- [Data listing]
######

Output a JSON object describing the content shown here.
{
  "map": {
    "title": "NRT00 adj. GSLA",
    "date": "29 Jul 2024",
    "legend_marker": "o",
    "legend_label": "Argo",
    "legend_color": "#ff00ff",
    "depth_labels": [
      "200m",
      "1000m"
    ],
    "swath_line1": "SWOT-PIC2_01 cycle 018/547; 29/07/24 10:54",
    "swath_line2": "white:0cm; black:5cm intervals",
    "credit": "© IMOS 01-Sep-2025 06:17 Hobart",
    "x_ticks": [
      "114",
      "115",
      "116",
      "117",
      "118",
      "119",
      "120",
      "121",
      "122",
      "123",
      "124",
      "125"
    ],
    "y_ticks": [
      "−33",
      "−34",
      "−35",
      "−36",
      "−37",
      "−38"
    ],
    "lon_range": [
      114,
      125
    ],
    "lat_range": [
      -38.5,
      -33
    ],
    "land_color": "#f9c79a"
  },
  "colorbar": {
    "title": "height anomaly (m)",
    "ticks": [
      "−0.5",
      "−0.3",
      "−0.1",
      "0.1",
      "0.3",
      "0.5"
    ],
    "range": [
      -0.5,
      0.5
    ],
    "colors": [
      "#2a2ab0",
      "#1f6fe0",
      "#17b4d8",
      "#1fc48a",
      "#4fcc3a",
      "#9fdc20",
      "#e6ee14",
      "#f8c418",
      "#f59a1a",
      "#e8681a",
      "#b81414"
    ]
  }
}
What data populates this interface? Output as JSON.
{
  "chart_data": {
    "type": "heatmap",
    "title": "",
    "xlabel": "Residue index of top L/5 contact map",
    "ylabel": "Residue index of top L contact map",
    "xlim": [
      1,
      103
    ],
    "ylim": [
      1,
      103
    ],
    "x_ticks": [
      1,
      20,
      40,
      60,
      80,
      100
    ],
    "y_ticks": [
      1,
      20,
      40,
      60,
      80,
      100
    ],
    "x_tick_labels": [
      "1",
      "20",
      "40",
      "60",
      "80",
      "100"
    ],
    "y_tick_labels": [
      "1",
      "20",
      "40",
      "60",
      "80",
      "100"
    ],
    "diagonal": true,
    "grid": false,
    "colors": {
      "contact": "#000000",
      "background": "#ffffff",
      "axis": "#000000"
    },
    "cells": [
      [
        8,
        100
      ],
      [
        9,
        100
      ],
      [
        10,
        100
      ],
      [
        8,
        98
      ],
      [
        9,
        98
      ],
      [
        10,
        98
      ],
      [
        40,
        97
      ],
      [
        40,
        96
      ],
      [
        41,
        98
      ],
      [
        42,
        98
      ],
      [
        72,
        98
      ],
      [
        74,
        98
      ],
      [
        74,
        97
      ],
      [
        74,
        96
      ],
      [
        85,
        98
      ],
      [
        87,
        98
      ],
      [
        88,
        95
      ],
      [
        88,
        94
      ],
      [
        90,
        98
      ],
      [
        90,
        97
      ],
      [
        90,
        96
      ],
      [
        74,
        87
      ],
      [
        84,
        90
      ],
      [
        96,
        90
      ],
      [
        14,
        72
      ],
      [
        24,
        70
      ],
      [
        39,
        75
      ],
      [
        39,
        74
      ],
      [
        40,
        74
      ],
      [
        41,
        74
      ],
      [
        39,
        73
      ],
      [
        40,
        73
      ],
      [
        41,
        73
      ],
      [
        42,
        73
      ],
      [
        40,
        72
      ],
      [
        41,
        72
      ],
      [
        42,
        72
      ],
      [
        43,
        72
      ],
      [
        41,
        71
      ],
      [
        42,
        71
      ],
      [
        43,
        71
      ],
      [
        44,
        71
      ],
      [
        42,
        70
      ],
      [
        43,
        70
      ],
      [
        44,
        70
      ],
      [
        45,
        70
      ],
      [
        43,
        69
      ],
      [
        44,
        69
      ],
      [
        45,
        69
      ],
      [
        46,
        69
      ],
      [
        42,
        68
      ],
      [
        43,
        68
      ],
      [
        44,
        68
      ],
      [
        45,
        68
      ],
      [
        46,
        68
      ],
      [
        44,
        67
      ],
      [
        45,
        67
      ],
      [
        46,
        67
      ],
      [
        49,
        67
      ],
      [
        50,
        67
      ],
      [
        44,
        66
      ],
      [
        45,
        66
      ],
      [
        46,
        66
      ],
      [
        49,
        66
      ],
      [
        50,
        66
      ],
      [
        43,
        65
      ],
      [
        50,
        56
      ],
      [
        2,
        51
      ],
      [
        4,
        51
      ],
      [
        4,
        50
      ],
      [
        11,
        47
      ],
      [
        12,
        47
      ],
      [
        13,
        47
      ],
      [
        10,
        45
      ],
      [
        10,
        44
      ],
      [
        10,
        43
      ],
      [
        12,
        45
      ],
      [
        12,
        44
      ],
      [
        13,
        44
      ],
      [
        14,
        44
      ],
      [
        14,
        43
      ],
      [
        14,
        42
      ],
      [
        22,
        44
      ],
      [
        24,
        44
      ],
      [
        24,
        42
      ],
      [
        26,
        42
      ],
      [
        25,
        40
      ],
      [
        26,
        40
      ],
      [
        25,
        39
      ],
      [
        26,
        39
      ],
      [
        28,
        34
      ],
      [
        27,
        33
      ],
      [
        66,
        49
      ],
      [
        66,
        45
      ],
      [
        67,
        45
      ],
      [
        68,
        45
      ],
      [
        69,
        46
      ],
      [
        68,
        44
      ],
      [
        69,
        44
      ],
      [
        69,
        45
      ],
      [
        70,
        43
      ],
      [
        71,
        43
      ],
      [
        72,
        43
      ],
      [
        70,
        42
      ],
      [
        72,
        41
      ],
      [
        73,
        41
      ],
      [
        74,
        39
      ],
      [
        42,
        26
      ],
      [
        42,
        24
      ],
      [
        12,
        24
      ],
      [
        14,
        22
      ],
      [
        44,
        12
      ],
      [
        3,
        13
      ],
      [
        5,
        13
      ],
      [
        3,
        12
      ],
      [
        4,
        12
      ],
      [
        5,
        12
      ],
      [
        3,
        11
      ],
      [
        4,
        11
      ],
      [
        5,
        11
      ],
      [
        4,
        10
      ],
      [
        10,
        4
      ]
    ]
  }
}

######

- [Task goal] Return all of the data precisely as it appears.

- [Completed exercise]
Output a JSON object describing the content shown here.
{
  "map": {
    "title": "NRT00 adj. GSLA",
    "date": "29 Jul 2024",
    "legend_marker": "o",
    "legend_label": "Argo",
    "legend_color": "#ff00ff",
    "depth_labels": [
      "200m",
      "1000m"
    ],
    "swath_line1": "SWOT-PIC2_01 cycle 018/547; 29/07/24 10:54",
    "swath_line2": "white:0cm; black:5cm intervals",
    "credit": "© IMOS 01-Sep-2025 06:17 Hobart",
    "x_ticks": [
      "114",
      "115",
      "116",
      "117",
      "118",
      "119",
      "120",
      "121",
      "122",
      "123",
      "124",
      "125"
    ],
    "y_ticks": [
      "−33",
      "−34",
      "−35",
      "−36",
      "−37",
      "−38"
    ],
    "lon_range": [
      114,
      125
    ],
    "lat_range": [
      -38.5,
      -33
    ],
    "land_color": "#f9c79a"
  },
  "colorbar": {
    "title": "height anomaly (m)",
    "ticks": [
      "−0.5",
      "−0.3",
      "−0.1",
      "0.1",
      "0.3",
      "0.5"
    ],
    "range": [
      -0.5,
      0.5
    ],
    "colors": [
      "#2a2ab0",
      "#1f6fe0",
      "#17b4d8",
      "#1fc48a",
      "#4fcc3a",
      "#9fdc20",
      "#e6ee14",
      "#f8c418",
      "#f59a1a",
      "#e8681a",
      "#b81414"
    ]
  }
}
What data populates this interface? Output as JSON.
{
  "chart_data": {
    "type": "heatmap",
    "title": "",
    "xlabel": "Residue index of top L/5 contact map",
    "ylabel": "Residue index of top L contact map",
    "xlim": [
      1,
      103
    ],
    "ylim": [
      1,
      103
    ],
    "x_ticks": [
      1,
      20,
      40,
      60,
      80,
      100
    ],
    "y_ticks": [
      1,
      20,
      40,
      60,
      80,
      100
    ],
    "x_tick_labels": [
      "1",
      "20",
      "40",
      "60",
      "80",
      "100"
    ],
    "y_tick_labels": [
      "1",
      "20",
      "40",
      "60",
      "80",
      "100"
    ],
    "diagonal": true,
    "grid": false,
    "colors": {
      "contact": "#000000",
      "background": "#ffffff",
      "axis": "#000000"
    },
    "cells": [
      [
        8,
        100
      ],
      [
        9,
        100
      ],
      [
        10,
        100
      ],
      [
        8,
        98
      ],
      [
        9,
        98
      ],
      [
        10,
        98
      ],
      [
        40,
        97
      ],
      [
        40,
        96
      ],
      [
        41,
        98
      ],
      [
        42,
        98
      ],
      [
        72,
        98
      ],
      [
        74,
        98
      ],
      [
        74,
        97
      ],
      [
        74,
        96
      ],
      [
        85,
        98
      ],
      [
        87,
        98
      ],
      [
        88,
        95
      ],
      [
        88,
        94
      ],
      [
        90,
        98
      ],
      [
        90,
        97
      ],
      [
        90,
        96
      ],
      [
        74,
        87
      ],
      [
        84,
        90
      ],
      [
        96,
        90
      ],
      [
        14,
        72
      ],
      [
        24,
        70
      ],
      [
        39,
        75
      ],
      [
        39,
        74
      ],
      [
        40,
        74
      ],
      [
        41,
        74
      ],
      [
        39,
        73
      ],
      [
        40,
        73
      ],
      [
        41,
        73
      ],
      [
        42,
        73
      ],
      [
        40,
        72
      ],
      [
        41,
        72
      ],
      [
        42,
        72
      ],
      [
        43,
        72
      ],
      [
        41,
        71
      ],
      [
        42,
        71
      ],
      [
        43,
        71
      ],
      [
        44,
        71
      ],
      [
        42,
        70
      ],
      [
        43,
        70
      ],
      [
        44,
        70
      ],
      [
        45,
        70
      ],
      [
        43,
        69
      ],
      [
        44,
        69
      ],
      [
        45,
        69
      ],
      [
        46,
        69
      ],
      [
        42,
        68
      ],
      [
        43,
        68
      ],
      [
        44,
        68
      ],
      [
        45,
        68
      ],
      [
        46,
        68
      ],
      [
        44,
        67
      ],
      [
        45,
        67
      ],
      [
        46,
        67
      ],
      [
        49,
        67
      ],
      [
        50,
        67
      ],
      [
        44,
        66
      ],
      [
        45,
        66
      ],
      [
        46,
        66
      ],
      [
        49,
        66
      ],
      [
        50,
        66
      ],
      [
        43,
        65
      ],
      [
        50,
        56
      ],
      [
        2,
        51
      ],
      [
        4,
        51
      ],
      [
        4,
        50
      ],
      [
        11,
        47
      ],
      [
        12,
        47
      ],
      [
        13,
        47
      ],
      [
        10,
        45
      ],
      [
        10,
        44
      ],
      [
        10,
        43
      ],
      [
        12,
        45
      ],
      [
        12,
        44
      ],
      [
        13,
        44
      ],
      [
        14,
        44
      ],
      [
        14,
        43
      ],
      [
        14,
        42
      ],
      [
        22,
        44
      ],
      [
        24,
        44
      ],
      [
        24,
        42
      ],
      [
        26,
        42
      ],
      [
        25,
        40
      ],
      [
        26,
        40
      ],
      [
        25,
        39
      ],
      [
        26,
        39
      ],
      [
        28,
        34
      ],
      [
        27,
        33
      ],
      [
        66,
        49
      ],
      [
        66,
        45
      ],
      [
        67,
        45
      ],
      [
        68,
        45
      ],
      [
        69,
        46
      ],
      [
        68,
        44
      ],
      [
        69,
        44
      ],
      [
        69,
        45
      ],
      [
        70,
        43
      ],
      [
        71,
        43
      ],
      [
        72,
        43
      ],
      [
        70,
        42
      ],
      [
        72,
        41
      ],
      [
        73,
        41
      ],
      [
        74,
        39
      ],
      [
        42,
        26
      ],
      [
        42,
        24
      ],
      [
        12,
        24
      ],
      [
        14,
        22
      ],
      [
        44,
        12
      ],
      [
        3,
        13
      ],
      [
        5,
        13
      ],
      [
        3,
        12
      ],
      [
        4,
        12
      ],
      [
        5,
        12
      ],
      [
        3,
        11
      ],
      [
        4,
        11
      ],
      [
        5,
        11
      ],
      [
        4,
        10
      ],
      [
        10,
        4
      ]
    ]
  }
}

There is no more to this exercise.